Problem:
Restate each line of the listing exactly, without carrying over any pictures.

Provided records:

+ + + + +

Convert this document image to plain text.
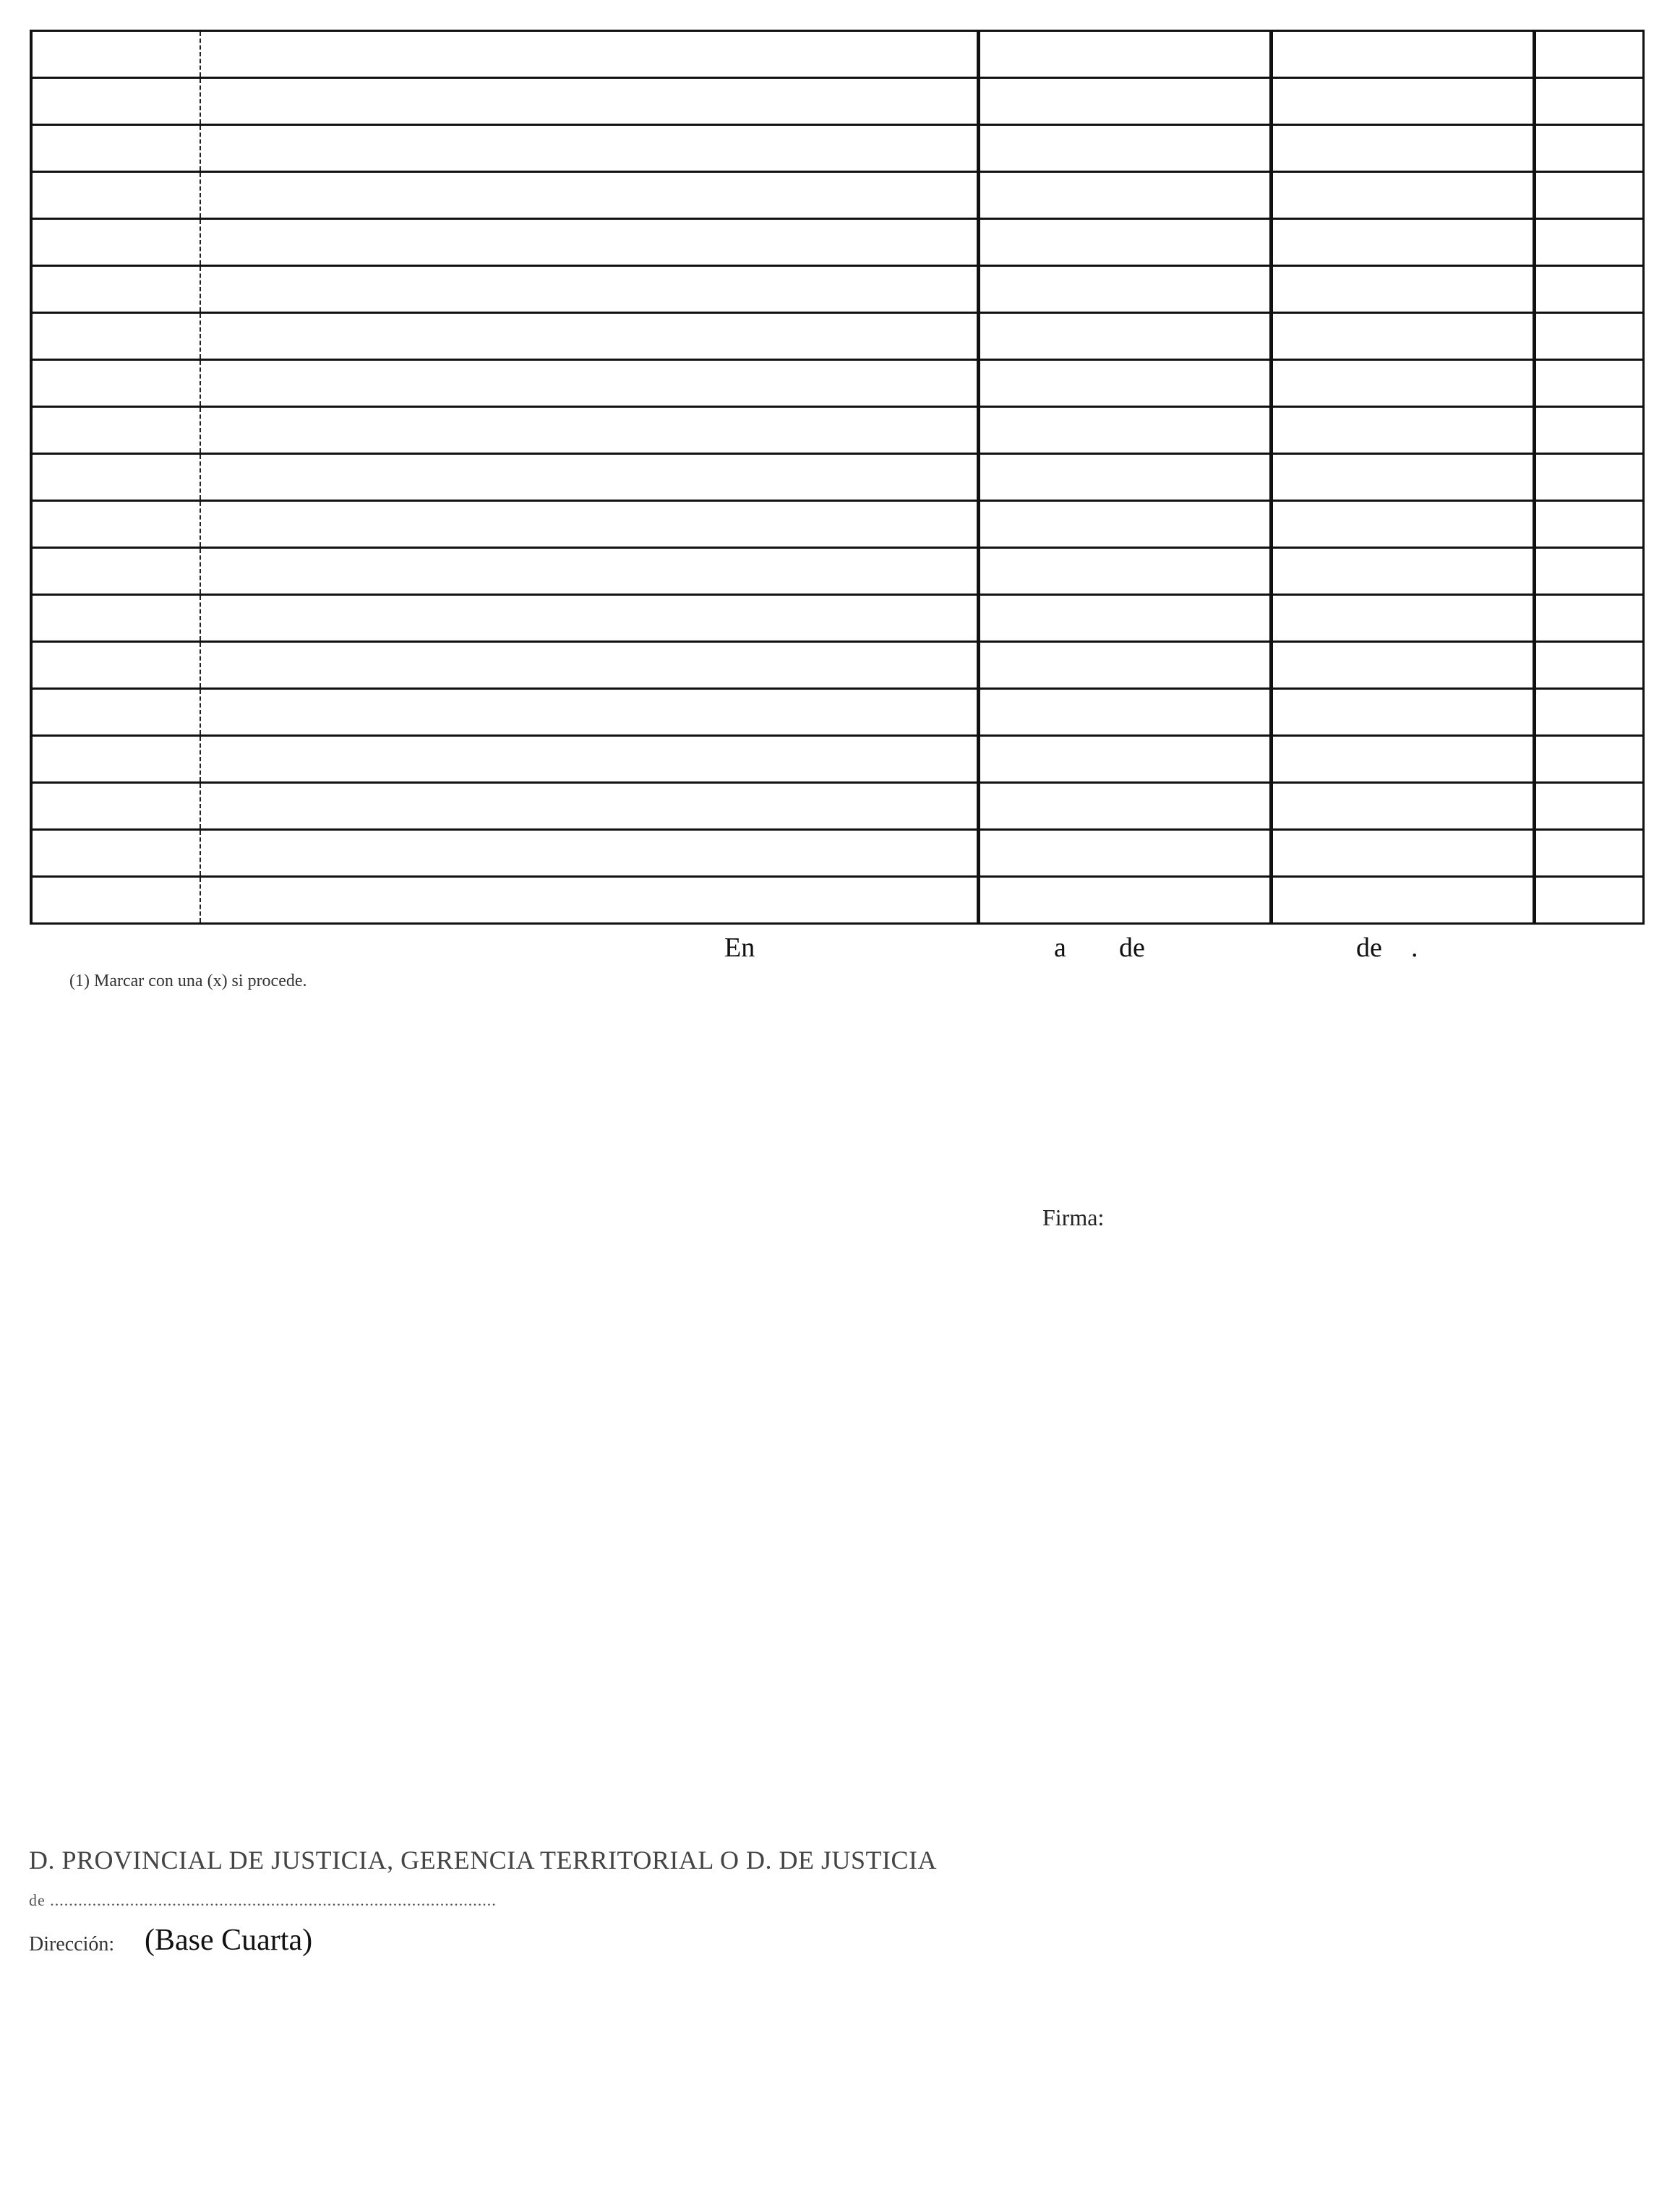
En	a de	de .
(1) Marcar con una (x) si procede.
Firma:
D. PROVINCIAL DE JUSTICIA, GERENCIA TERRITORIAL O D. DE JUSTICIA
de ...............................................................................................
Dirección: (Base Cuarta)
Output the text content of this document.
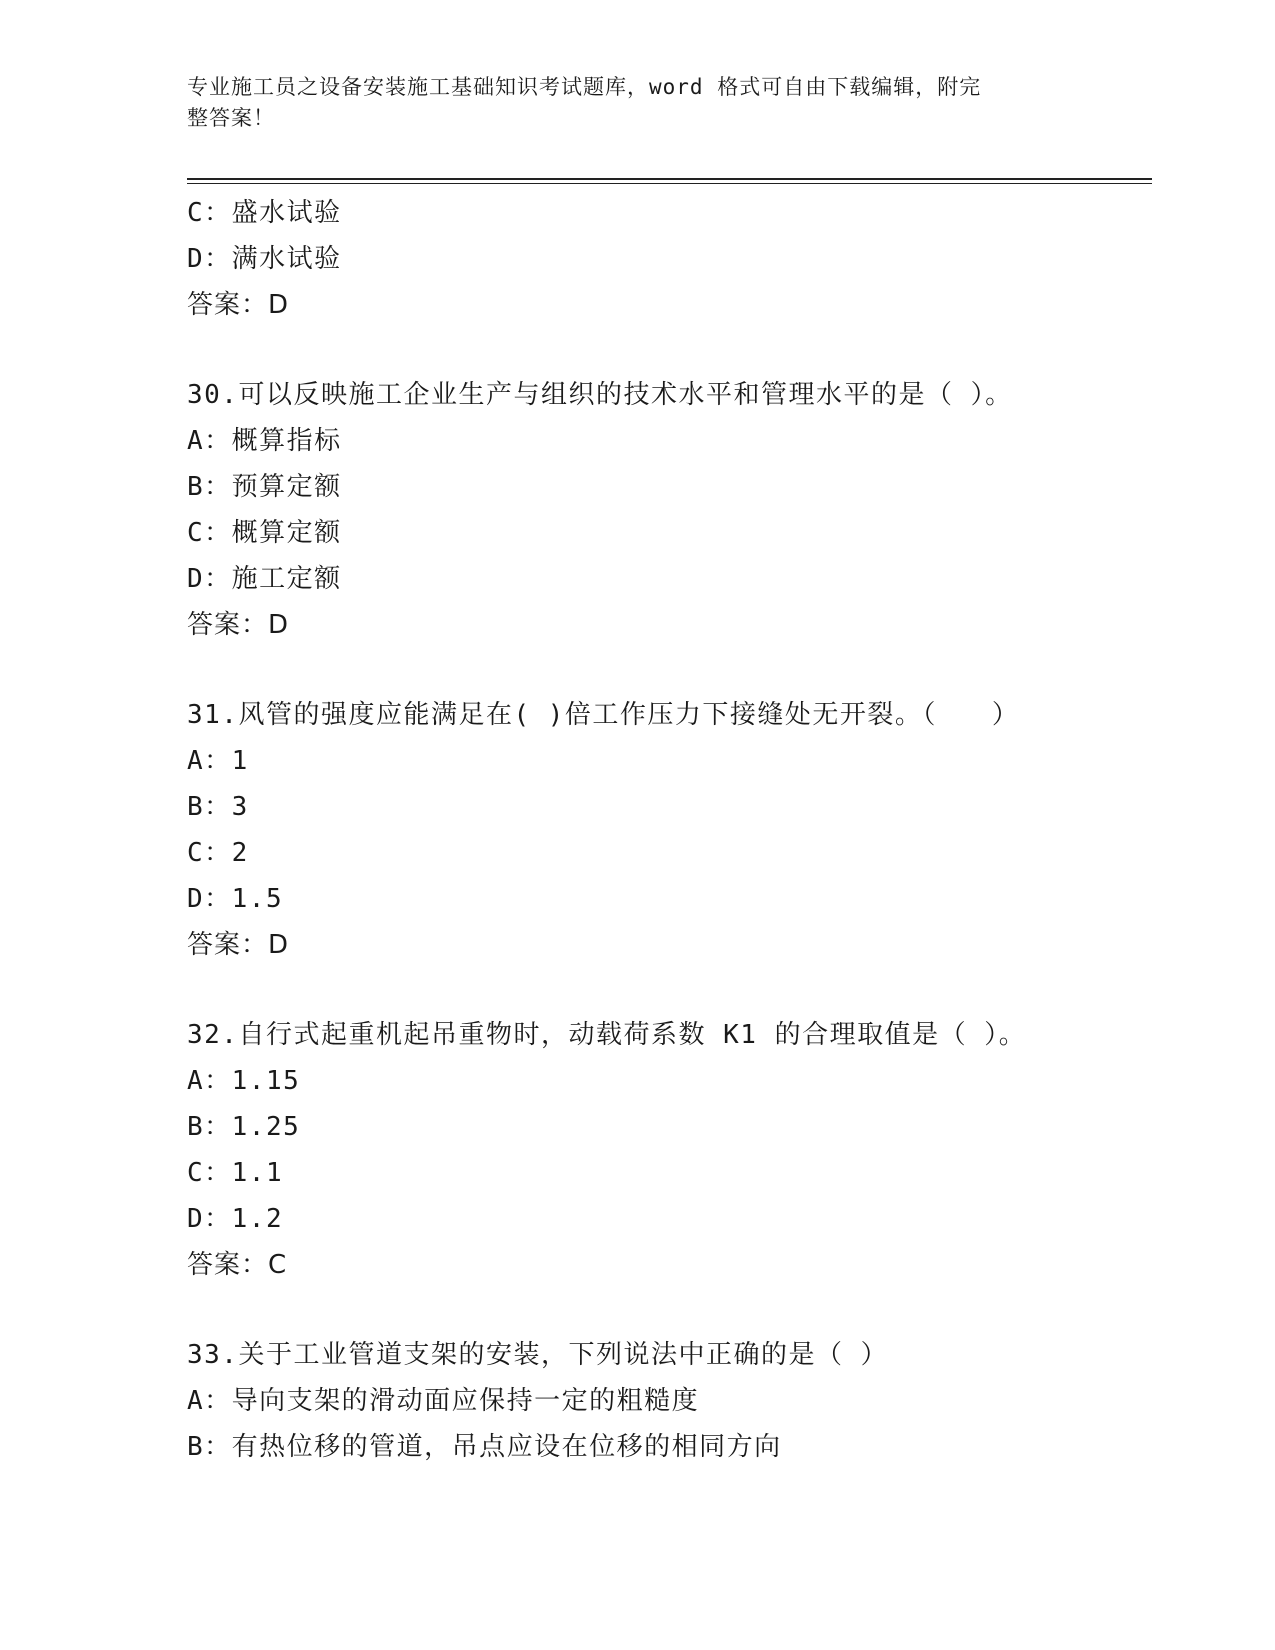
专业施工员之设备安装施工基础知识考试题库，word 格式可自由下载编辑，附完
整答案！
C：盛水试验
D：满水试验
答案：D
30.可以反映施工企业生产与组织的技术水平和管理水平的是（ ）。
A：概算指标
B：预算定额
C：概算定额
D：施工定额
答案：D
31.风管的强度应能满足在( )倍工作压力下接缝处无开裂。（　　）
A：1
B：3
C：2
D：1.5
答案：D
32.自行式起重机起吊重物时，动载荷系数 K1 的合理取值是（ ）。
A：1.15
B：1.25
C：1.1
D：1.2
答案：C
33.关于工业管道支架的安装，下列说法中正确的是（ ）
A：导向支架的滑动面应保持一定的粗糙度
B：有热位移的管道，吊点应设在位移的相同方向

+ + + + +

The response:
Convert this document image to plain text.
En	a de	de .
(1) Marcar con una (x) si procede.
Firma:
D. PROVINCIAL DE JUSTICIA, GERENCIA TERRITORIAL O D. DE JUSTICIA
de ...............................................................................................
Dirección: (Base Cuarta)
Output the text content of this document.
专业施工员之设备安装施工基础知识考试题库，word 格式可自由下载编辑，附完
整答案！
C：盛水试验
D：满水试验
答案：D
30.可以反映施工企业生产与组织的技术水平和管理水平的是（ ）。
A：概算指标
B：预算定额
C：概算定额
D：施工定额
答案：D
31.风管的强度应能满足在( )倍工作压力下接缝处无开裂。（　　）
A：1
B：3
C：2
D：1.5
答案：D
32.自行式起重机起吊重物时，动载荷系数 K1 的合理取值是（ ）。
A：1.15
B：1.25
C：1.1
D：1.2
答案：C
33.关于工业管道支架的安装，下列说法中正确的是（ ）
A：导向支架的滑动面应保持一定的粗糙度
B：有热位移的管道，吊点应设在位移的相同方向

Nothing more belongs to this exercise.